_Problem description_
Please give the listing again, word for word, with nothing left out.

_Material supplied_
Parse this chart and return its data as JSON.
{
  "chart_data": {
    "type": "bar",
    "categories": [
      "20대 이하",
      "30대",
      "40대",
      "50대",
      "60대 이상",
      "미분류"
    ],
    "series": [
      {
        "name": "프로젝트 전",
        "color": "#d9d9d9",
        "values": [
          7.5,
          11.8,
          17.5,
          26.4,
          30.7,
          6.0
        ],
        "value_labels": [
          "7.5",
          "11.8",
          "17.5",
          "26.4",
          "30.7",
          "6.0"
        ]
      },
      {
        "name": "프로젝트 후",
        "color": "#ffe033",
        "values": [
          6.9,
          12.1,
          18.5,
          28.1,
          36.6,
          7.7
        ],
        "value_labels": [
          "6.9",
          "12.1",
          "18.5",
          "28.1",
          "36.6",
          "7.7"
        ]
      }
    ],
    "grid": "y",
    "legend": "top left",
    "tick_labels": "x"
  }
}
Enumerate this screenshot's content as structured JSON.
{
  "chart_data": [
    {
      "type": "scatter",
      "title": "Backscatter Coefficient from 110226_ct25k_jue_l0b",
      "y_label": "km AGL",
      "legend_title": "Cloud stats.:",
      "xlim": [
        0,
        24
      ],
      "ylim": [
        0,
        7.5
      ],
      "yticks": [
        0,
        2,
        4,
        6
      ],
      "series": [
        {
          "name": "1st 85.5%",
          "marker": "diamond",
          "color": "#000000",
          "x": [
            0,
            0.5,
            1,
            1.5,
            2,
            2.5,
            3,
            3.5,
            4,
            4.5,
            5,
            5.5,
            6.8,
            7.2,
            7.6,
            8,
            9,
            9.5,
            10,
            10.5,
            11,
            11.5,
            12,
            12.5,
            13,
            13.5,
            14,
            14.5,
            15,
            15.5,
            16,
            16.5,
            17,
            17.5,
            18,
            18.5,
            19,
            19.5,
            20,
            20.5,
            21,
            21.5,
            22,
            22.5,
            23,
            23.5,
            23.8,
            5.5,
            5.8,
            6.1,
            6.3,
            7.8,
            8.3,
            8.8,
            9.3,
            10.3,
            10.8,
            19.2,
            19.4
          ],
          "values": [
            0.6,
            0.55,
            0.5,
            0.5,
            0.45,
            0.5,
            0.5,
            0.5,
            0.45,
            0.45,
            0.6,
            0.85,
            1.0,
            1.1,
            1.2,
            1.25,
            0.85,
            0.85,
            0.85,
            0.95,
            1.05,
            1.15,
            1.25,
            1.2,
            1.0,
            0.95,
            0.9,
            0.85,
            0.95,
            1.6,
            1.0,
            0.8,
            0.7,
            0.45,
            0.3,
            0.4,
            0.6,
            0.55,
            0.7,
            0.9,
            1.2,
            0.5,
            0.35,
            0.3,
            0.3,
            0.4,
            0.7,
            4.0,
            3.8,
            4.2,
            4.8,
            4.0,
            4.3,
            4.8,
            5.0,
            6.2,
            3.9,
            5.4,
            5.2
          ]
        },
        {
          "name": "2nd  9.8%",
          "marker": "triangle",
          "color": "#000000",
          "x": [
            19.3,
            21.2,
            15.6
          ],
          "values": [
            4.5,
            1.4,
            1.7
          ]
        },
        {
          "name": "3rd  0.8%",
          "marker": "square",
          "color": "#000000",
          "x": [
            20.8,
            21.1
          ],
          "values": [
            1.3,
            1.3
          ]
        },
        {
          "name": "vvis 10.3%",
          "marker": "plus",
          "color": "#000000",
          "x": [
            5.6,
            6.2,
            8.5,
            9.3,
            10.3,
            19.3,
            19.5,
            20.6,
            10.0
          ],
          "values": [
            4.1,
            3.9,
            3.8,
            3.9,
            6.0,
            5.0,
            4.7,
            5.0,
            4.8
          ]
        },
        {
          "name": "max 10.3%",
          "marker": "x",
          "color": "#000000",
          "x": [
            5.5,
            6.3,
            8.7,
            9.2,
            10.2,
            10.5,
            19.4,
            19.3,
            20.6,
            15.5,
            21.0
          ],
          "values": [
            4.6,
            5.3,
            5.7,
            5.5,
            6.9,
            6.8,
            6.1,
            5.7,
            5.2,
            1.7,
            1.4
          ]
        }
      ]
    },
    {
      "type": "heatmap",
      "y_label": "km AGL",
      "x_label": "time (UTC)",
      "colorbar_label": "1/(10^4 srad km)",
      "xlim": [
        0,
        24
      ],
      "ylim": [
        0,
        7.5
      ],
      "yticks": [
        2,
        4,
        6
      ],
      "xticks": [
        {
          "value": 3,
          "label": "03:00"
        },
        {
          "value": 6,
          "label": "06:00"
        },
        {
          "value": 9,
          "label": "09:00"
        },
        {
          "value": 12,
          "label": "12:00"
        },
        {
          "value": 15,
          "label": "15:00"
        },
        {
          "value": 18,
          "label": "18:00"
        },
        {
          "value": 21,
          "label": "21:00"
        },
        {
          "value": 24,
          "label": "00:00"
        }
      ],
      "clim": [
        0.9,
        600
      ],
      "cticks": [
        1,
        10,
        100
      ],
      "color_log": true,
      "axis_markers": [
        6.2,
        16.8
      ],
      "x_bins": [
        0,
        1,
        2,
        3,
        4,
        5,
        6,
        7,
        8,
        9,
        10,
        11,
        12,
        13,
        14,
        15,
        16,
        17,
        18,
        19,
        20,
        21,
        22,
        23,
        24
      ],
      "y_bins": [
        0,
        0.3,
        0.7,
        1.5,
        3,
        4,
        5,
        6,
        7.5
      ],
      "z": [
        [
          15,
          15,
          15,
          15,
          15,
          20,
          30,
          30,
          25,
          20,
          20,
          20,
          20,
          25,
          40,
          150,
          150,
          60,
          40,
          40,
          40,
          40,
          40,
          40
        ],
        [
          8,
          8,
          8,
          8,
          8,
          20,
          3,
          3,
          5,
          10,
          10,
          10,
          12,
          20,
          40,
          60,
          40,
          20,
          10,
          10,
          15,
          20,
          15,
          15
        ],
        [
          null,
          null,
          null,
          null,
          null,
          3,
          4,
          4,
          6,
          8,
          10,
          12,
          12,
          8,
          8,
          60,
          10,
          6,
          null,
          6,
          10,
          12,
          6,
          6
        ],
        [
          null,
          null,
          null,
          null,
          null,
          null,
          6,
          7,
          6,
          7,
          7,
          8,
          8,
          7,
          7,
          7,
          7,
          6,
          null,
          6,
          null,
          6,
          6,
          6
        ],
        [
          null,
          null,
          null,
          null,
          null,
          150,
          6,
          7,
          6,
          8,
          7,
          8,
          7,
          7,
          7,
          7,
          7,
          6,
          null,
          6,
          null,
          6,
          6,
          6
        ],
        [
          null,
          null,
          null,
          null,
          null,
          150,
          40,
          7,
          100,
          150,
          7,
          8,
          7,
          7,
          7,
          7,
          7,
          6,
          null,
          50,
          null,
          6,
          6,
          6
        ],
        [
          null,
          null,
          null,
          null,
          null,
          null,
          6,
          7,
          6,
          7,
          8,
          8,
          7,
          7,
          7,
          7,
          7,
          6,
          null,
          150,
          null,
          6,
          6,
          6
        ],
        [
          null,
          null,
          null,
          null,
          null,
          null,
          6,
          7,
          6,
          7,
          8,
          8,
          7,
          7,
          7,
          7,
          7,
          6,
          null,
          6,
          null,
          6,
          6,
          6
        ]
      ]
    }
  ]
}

_Written reply_
Parse this chart and return its data as JSON.
{
  "chart_data": {
    "type": "bar",
    "categories": [
      "20대 이하",
      "30대",
      "40대",
      "50대",
      "60대 이상",
      "미분류"
    ],
    "series": [
      {
        "name": "프로젝트 전",
        "color": "#d9d9d9",
        "values": [
          7.5,
          11.8,
          17.5,
          26.4,
          30.7,
          6.0
        ],
        "value_labels": [
          "7.5",
          "11.8",
          "17.5",
          "26.4",
          "30.7",
          "6.0"
        ]
      },
      {
        "name": "프로젝트 후",
        "color": "#ffe033",
        "values": [
          6.9,
          12.1,
          18.5,
          28.1,
          36.6,
          7.7
        ],
        "value_labels": [
          "6.9",
          "12.1",
          "18.5",
          "28.1",
          "36.6",
          "7.7"
        ]
      }
    ],
    "grid": "y",
    "legend": "top left",
    "tick_labels": "x"
  }
}
Enumerate this screenshot's content as structured JSON.
{
  "chart_data": [
    {
      "type": "scatter",
      "title": "Backscatter Coefficient from 110226_ct25k_jue_l0b",
      "y_label": "km AGL",
      "legend_title": "Cloud stats.:",
      "xlim": [
        0,
        24
      ],
      "ylim": [
        0,
        7.5
      ],
      "yticks": [
        0,
        2,
        4,
        6
      ],
      "series": [
        {
          "name": "1st 85.5%",
          "marker": "diamond",
          "color": "#000000",
          "x": [
            0,
            0.5,
            1,
            1.5,
            2,
            2.5,
            3,
            3.5,
            4,
            4.5,
            5,
            5.5,
            6.8,
            7.2,
            7.6,
            8,
            9,
            9.5,
            10,
            10.5,
            11,
            11.5,
            12,
            12.5,
            13,
            13.5,
            14,
            14.5,
            15,
            15.5,
            16,
            16.5,
            17,
            17.5,
            18,
            18.5,
            19,
            19.5,
            20,
            20.5,
            21,
            21.5,
            22,
            22.5,
            23,
            23.5,
            23.8,
            5.5,
            5.8,
            6.1,
            6.3,
            7.8,
            8.3,
            8.8,
            9.3,
            10.3,
            10.8,
            19.2,
            19.4
          ],
          "values": [
            0.6,
            0.55,
            0.5,
            0.5,
            0.45,
            0.5,
            0.5,
            0.5,
            0.45,
            0.45,
            0.6,
            0.85,
            1.0,
            1.1,
            1.2,
            1.25,
            0.85,
            0.85,
            0.85,
            0.95,
            1.05,
            1.15,
            1.25,
            1.2,
            1.0,
            0.95,
            0.9,
            0.85,
            0.95,
            1.6,
            1.0,
            0.8,
            0.7,
            0.45,
            0.3,
            0.4,
            0.6,
            0.55,
            0.7,
            0.9,
            1.2,
            0.5,
            0.35,
            0.3,
            0.3,
            0.4,
            0.7,
            4.0,
            3.8,
            4.2,
            4.8,
            4.0,
            4.3,
            4.8,
            5.0,
            6.2,
            3.9,
            5.4,
            5.2
          ]
        },
        {
          "name": "2nd  9.8%",
          "marker": "triangle",
          "color": "#000000",
          "x": [
            19.3,
            21.2,
            15.6
          ],
          "values": [
            4.5,
            1.4,
            1.7
          ]
        },
        {
          "name": "3rd  0.8%",
          "marker": "square",
          "color": "#000000",
          "x": [
            20.8,
            21.1
          ],
          "values": [
            1.3,
            1.3
          ]
        },
        {
          "name": "vvis 10.3%",
          "marker": "plus",
          "color": "#000000",
          "x": [
            5.6,
            6.2,
            8.5,
            9.3,
            10.3,
            19.3,
            19.5,
            20.6,
            10.0
          ],
          "values": [
            4.1,
            3.9,
            3.8,
            3.9,
            6.0,
            5.0,
            4.7,
            5.0,
            4.8
          ]
        },
        {
          "name": "max 10.3%",
          "marker": "x",
          "color": "#000000",
          "x": [
            5.5,
            6.3,
            8.7,
            9.2,
            10.2,
            10.5,
            19.4,
            19.3,
            20.6,
            15.5,
            21.0
          ],
          "values": [
            4.6,
            5.3,
            5.7,
            5.5,
            6.9,
            6.8,
            6.1,
            5.7,
            5.2,
            1.7,
            1.4
          ]
        }
      ]
    },
    {
      "type": "heatmap",
      "y_label": "km AGL",
      "x_label": "time (UTC)",
      "colorbar_label": "1/(10^4 srad km)",
      "xlim": [
        0,
        24
      ],
      "ylim": [
        0,
        7.5
      ],
      "yticks": [
        2,
        4,
        6
      ],
      "xticks": [
        {
          "value": 3,
          "label": "03:00"
        },
        {
          "value": 6,
          "label": "06:00"
        },
        {
          "value": 9,
          "label": "09:00"
        },
        {
          "value": 12,
          "label": "12:00"
        },
        {
          "value": 15,
          "label": "15:00"
        },
        {
          "value": 18,
          "label": "18:00"
        },
        {
          "value": 21,
          "label": "21:00"
        },
        {
          "value": 24,
          "label": "00:00"
        }
      ],
      "clim": [
        0.9,
        600
      ],
      "cticks": [
        1,
        10,
        100
      ],
      "color_log": true,
      "axis_markers": [
        6.2,
        16.8
      ],
      "x_bins": [
        0,
        1,
        2,
        3,
        4,
        5,
        6,
        7,
        8,
        9,
        10,
        11,
        12,
        13,
        14,
        15,
        16,
        17,
        18,
        19,
        20,
        21,
        22,
        23,
        24
      ],
      "y_bins": [
        0,
        0.3,
        0.7,
        1.5,
        3,
        4,
        5,
        6,
        7.5
      ],
      "z": [
        [
          15,
          15,
          15,
          15,
          15,
          20,
          30,
          30,
          25,
          20,
          20,
          20,
          20,
          25,
          40,
          150,
          150,
          60,
          40,
          40,
          40,
          40,
          40,
          40
        ],
        [
          8,
          8,
          8,
          8,
          8,
          20,
          3,
          3,
          5,
          10,
          10,
          10,
          12,
          20,
          40,
          60,
          40,
          20,
          10,
          10,
          15,
          20,
          15,
          15
        ],
        [
          null,
          null,
          null,
          null,
          null,
          3,
          4,
          4,
          6,
          8,
          10,
          12,
          12,
          8,
          8,
          60,
          10,
          6,
          null,
          6,
          10,
          12,
          6,
          6
        ],
        [
          null,
          null,
          null,
          null,
          null,
          null,
          6,
          7,
          6,
          7,
          7,
          8,
          8,
          7,
          7,
          7,
          7,
          6,
          null,
          6,
          null,
          6,
          6,
          6
        ],
        [
          null,
          null,
          null,
          null,
          null,
          150,
          6,
          7,
          6,
          8,
          7,
          8,
          7,
          7,
          7,
          7,
          7,
          6,
          null,
          6,
          null,
          6,
          6,
          6
        ],
        [
          null,
          null,
          null,
          null,
          null,
          150,
          40,
          7,
          100,
          150,
          7,
          8,
          7,
          7,
          7,
          7,
          7,
          6,
          null,
          50,
          null,
          6,
          6,
          6
        ],
        [
          null,
          null,
          null,
          null,
          null,
          null,
          6,
          7,
          6,
          7,
          8,
          8,
          7,
          7,
          7,
          7,
          7,
          6,
          null,
          150,
          null,
          6,
          6,
          6
        ],
        [
          null,
          null,
          null,
          null,
          null,
          null,
          6,
          7,
          6,
          7,
          8,
          8,
          7,
          7,
          7,
          7,
          7,
          6,
          null,
          6,
          null,
          6,
          6,
          6
        ]
      ]
    }
  ]
}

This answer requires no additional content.